Bounding box entries:
=======

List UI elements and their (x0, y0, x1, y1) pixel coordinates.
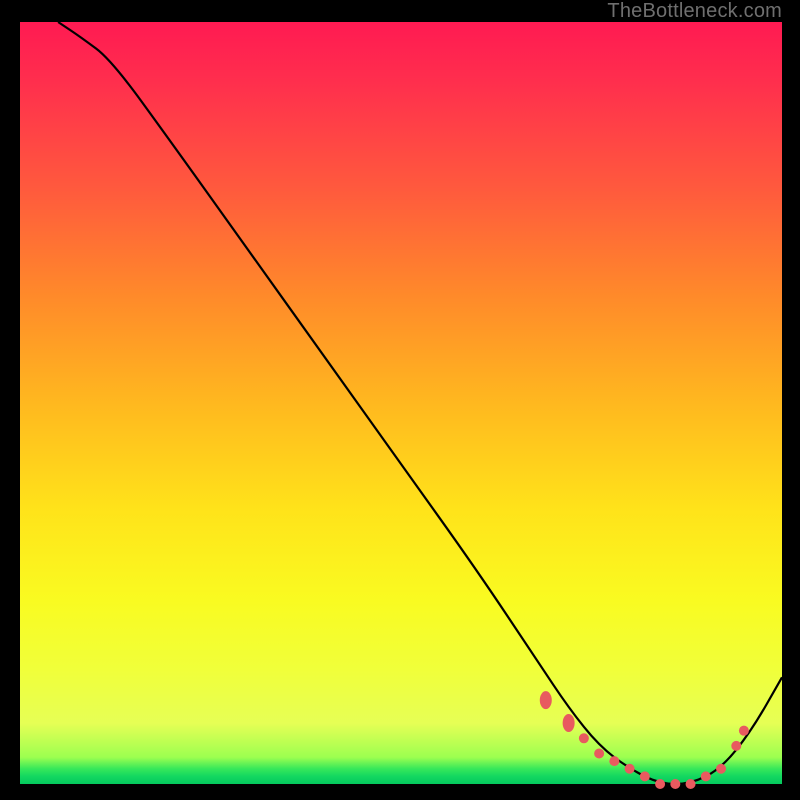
trough-marker (701, 771, 711, 781)
trough-marker (625, 764, 635, 774)
bottleneck-curve-line (58, 22, 782, 784)
trough-marker (579, 733, 589, 743)
trough-marker (655, 779, 665, 789)
chart-frame: TheBottleneck.com (0, 0, 800, 800)
trough-marker (716, 764, 726, 774)
trough-marker (686, 779, 696, 789)
trough-marker (739, 726, 749, 736)
trough-marker (540, 691, 552, 709)
watermark-text: TheBottleneck.com (607, 0, 782, 23)
curve-layer (20, 22, 782, 784)
plot-area (20, 22, 782, 784)
trough-marker (609, 756, 619, 766)
trough-marker (731, 741, 741, 751)
trough-markers (540, 691, 749, 789)
trough-marker (640, 771, 650, 781)
trough-marker (563, 714, 575, 732)
trough-marker (594, 749, 604, 759)
trough-marker (670, 779, 680, 789)
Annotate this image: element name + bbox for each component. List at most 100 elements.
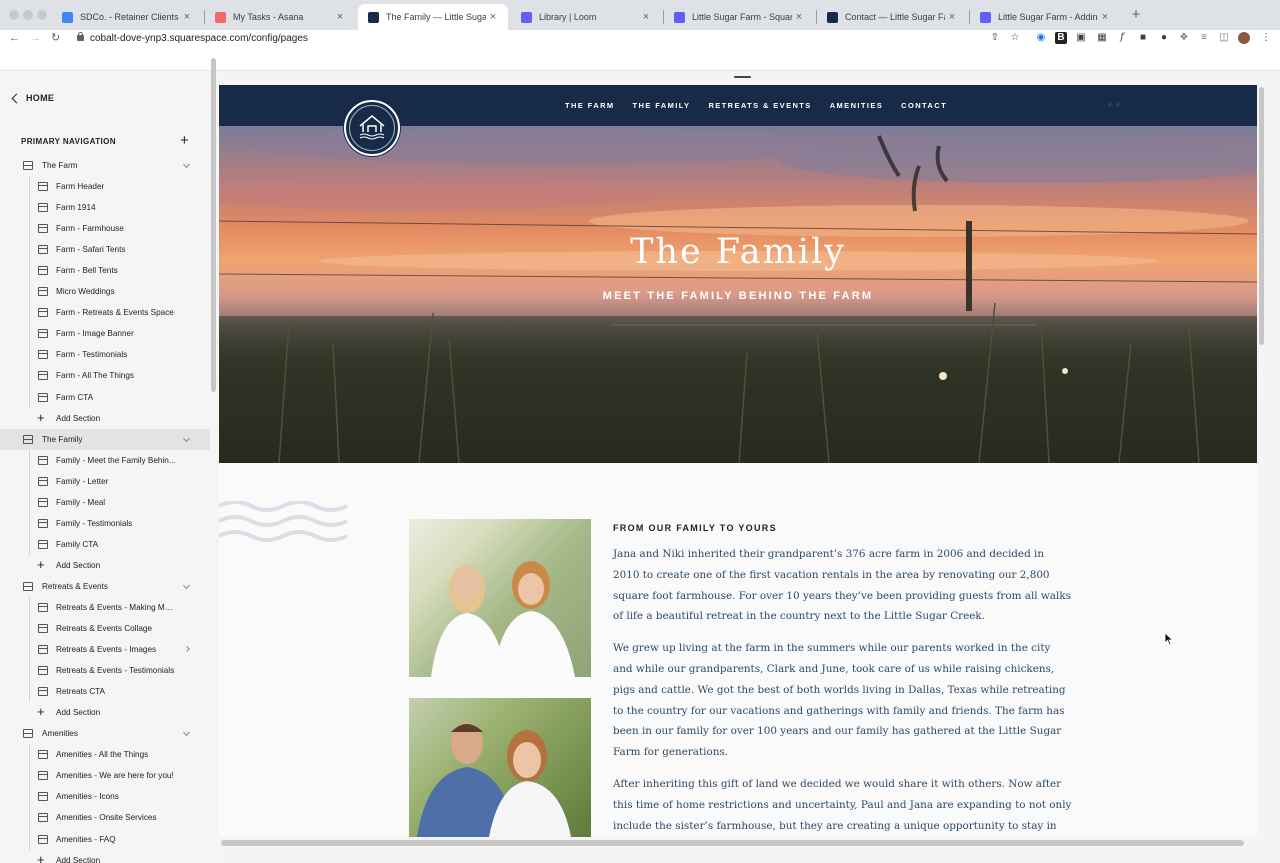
plus-icon: + xyxy=(37,556,45,572)
tab-favicon-icon xyxy=(674,11,685,23)
browser-tab[interactable]: Little Sugar Farm - Squarespa× xyxy=(664,4,814,30)
home-back-button[interactable]: HOME xyxy=(11,93,54,104)
add-page-plus-icon[interactable]: + xyxy=(180,133,189,148)
nav-folder-item[interactable]: Retreats & Events xyxy=(0,576,210,597)
tab-close-icon[interactable]: × xyxy=(1098,11,1112,23)
nav-page-item[interactable]: Family - Testimonials xyxy=(0,512,210,534)
chevron-down-icon[interactable] xyxy=(182,729,191,737)
video-icon[interactable]: ■ xyxy=(1137,32,1149,44)
nav-page-item[interactable]: Farm Header xyxy=(0,176,210,198)
browser-tab[interactable]: Contact — Little Sugar Farm -× xyxy=(817,4,967,30)
nav-page-item[interactable]: Amenities - Onsite Services xyxy=(0,807,210,829)
extensions-puzzle-icon[interactable]: ❖ xyxy=(1178,32,1190,44)
sidebar-scrollbar[interactable] xyxy=(211,58,216,392)
social-icons[interactable]: ● ● xyxy=(1107,99,1120,109)
nav-page-item[interactable]: Family - Meal xyxy=(0,491,210,513)
nav-page-item[interactable]: Retreats & Events - Images xyxy=(0,639,210,661)
add-section-label: Add Section xyxy=(56,708,101,718)
preview-horizontal-scrollbar[interactable] xyxy=(221,840,1244,846)
tab-close-icon[interactable]: × xyxy=(180,11,194,23)
add-section-button[interactable]: + Add Section xyxy=(0,702,210,723)
nav-page-item[interactable]: Retreats CTA xyxy=(0,681,210,703)
share-icon[interactable]: ⇧ xyxy=(989,32,1001,44)
more-menu-icon[interactable]: ⋮ xyxy=(1260,32,1272,44)
site-logo[interactable] xyxy=(344,100,400,156)
add-section-button[interactable]: + Add Section xyxy=(0,850,210,863)
nav-page-item[interactable]: Farm - Bell Tents xyxy=(0,260,210,282)
page-icon xyxy=(38,645,48,655)
tree-line xyxy=(29,323,30,345)
nav-page-item[interactable]: Farm 1914 xyxy=(0,197,210,219)
nav-page-item[interactable]: Family - Letter xyxy=(0,470,210,492)
chevron-down-icon[interactable] xyxy=(182,581,191,589)
nav-page-item[interactable]: Farm CTA xyxy=(0,386,210,408)
window-zoom-button[interactable] xyxy=(37,10,47,20)
page-icon xyxy=(38,182,48,192)
nav-page-item[interactable]: Farm - Image Banner xyxy=(0,323,210,345)
camera-icon[interactable]: ▣ xyxy=(1075,32,1087,44)
new-tab-button[interactable]: + xyxy=(1128,7,1144,23)
extension-b-icon[interactable]: B xyxy=(1055,32,1067,44)
nav-page-item[interactable]: Farm - All The Things xyxy=(0,365,210,387)
nav-page-item[interactable]: Amenities - We are here for you! xyxy=(0,765,210,787)
story-paragraph: After inheriting this gift of land we de… xyxy=(613,777,1072,832)
nav-page-item[interactable]: Farm - Testimonials xyxy=(0,344,210,366)
forward-arrow-icon[interactable]: → xyxy=(30,32,41,45)
folder-icon xyxy=(23,581,33,591)
back-arrow-icon[interactable]: ← xyxy=(9,32,20,45)
nav-page-item[interactable]: Amenities - All the Things xyxy=(0,744,210,766)
side-panel-icon[interactable]: ◫ xyxy=(1218,32,1230,44)
site-nav-link[interactable]: THE FARM xyxy=(565,101,615,110)
tab-close-icon[interactable]: × xyxy=(333,11,347,23)
nav-page-item[interactable]: Amenities - Icons xyxy=(0,786,210,808)
nav-page-label: Amenities - Onsite Services xyxy=(56,813,157,823)
address-bar[interactable]: cobalt-dove-ynp3.squarespace.com/config/… xyxy=(72,31,1032,46)
site-nav-link[interactable]: RETREATS & EVENTS xyxy=(708,101,811,110)
chevron-down-icon[interactable] xyxy=(182,160,191,169)
tab-close-icon[interactable]: × xyxy=(792,11,806,23)
nav-page-item[interactable]: Micro Weddings xyxy=(0,281,210,303)
reading-list-icon[interactable]: ≡ xyxy=(1198,32,1210,44)
nav-page-item[interactable]: Farm - Safari Tents xyxy=(0,239,210,261)
extension-globe-icon[interactable]: ◉ xyxy=(1035,32,1047,44)
nav-page-item[interactable]: Farm - Farmhouse xyxy=(0,218,210,240)
tab-close-icon[interactable]: × xyxy=(639,11,653,23)
nav-page-item[interactable]: Amenities - FAQ xyxy=(0,828,210,850)
browser-tab[interactable]: Library | Loom × xyxy=(511,4,661,30)
nav-page-item[interactable]: Retreats & Events - Testimonials xyxy=(0,660,210,682)
browser-tab[interactable]: My Tasks - Asana × xyxy=(205,4,355,30)
nav-folder-item[interactable]: The Family xyxy=(0,428,210,450)
tree-line xyxy=(29,639,30,661)
nav-page-item[interactable]: Retreats & Events - Making Me... xyxy=(0,596,210,619)
nav-folder-item[interactable]: The Farm xyxy=(0,155,210,176)
apps-grid-icon[interactable]: ▦ xyxy=(1096,32,1108,44)
window-minimize-button[interactable] xyxy=(23,10,33,20)
nav-page-label: Family - Letter xyxy=(56,476,109,486)
nav-page-item[interactable]: Farm - Retreats & Events Space xyxy=(0,302,210,324)
tab-favicon-icon xyxy=(62,11,73,23)
nav-page-item[interactable]: Retreats & Events Collage xyxy=(0,618,210,640)
nav-folder-item[interactable]: Amenities xyxy=(0,723,210,744)
bookmark-star-icon[interactable]: ☆ xyxy=(1009,32,1021,44)
site-nav-link[interactable]: CONTACT xyxy=(901,101,947,110)
add-section-button[interactable]: + Add Section xyxy=(0,408,210,429)
chevron-down-icon[interactable] xyxy=(182,434,191,442)
chevron-right-icon[interactable] xyxy=(184,646,190,652)
preview-vertical-scrollbar[interactable] xyxy=(1259,87,1264,345)
tab-close-icon[interactable]: × xyxy=(945,11,959,23)
nav-page-item[interactable]: Family CTA xyxy=(0,533,210,555)
browser-tab[interactable]: Little Sugar Farm - Adding/Edi× xyxy=(970,4,1120,30)
record-icon[interactable]: ● xyxy=(1158,32,1170,44)
nav-page-item[interactable]: Family - Meet the Family Behin... xyxy=(0,449,210,471)
drag-handle[interactable] xyxy=(734,76,751,78)
extension-f-icon[interactable]: f xyxy=(1116,32,1128,44)
window-close-button[interactable] xyxy=(9,10,19,20)
tab-close-icon[interactable]: × xyxy=(486,11,500,23)
add-section-button[interactable]: + Add Section xyxy=(0,555,210,576)
browser-tab[interactable]: SDCo. - Retainer Clients - Goo× xyxy=(52,4,202,30)
site-nav-link[interactable]: THE FAMILY xyxy=(633,101,691,110)
profile-avatar[interactable] xyxy=(1238,32,1250,44)
site-nav-link[interactable]: AMENITIES xyxy=(830,101,883,110)
reload-icon[interactable]: ↻ xyxy=(51,32,60,45)
browser-tab[interactable]: The Family — Little Sugar Farm× xyxy=(358,4,508,30)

=======

Reproduce verbatim the lines of the records above, beginning with the line containing "plus-icon: + xyxy=(37,556,45,572)" and ending with the line containing "nav-page-item[interactable]: Farm Header", both included.

■ **Answer to this task**:
plus-icon: + xyxy=(37,556,45,572)
tab-favicon-icon xyxy=(674,11,685,23)
browser-tab[interactable]: Little Sugar Farm - Squarespa× xyxy=(664,4,814,30)
home-back-button[interactable]: HOME xyxy=(11,93,54,104)
add-page-plus-icon[interactable]: + xyxy=(180,133,189,148)
nav-folder-item[interactable]: Retreats & Events xyxy=(0,576,210,597)
tab-close-icon[interactable]: × xyxy=(1098,11,1112,23)
nav-page-item[interactable]: Family - Testimonials xyxy=(0,512,210,534)
chevron-down-icon[interactable] xyxy=(182,729,191,737)
video-icon[interactable]: ■ xyxy=(1137,32,1149,44)
nav-page-item[interactable]: Farm Header xyxy=(0,176,210,198)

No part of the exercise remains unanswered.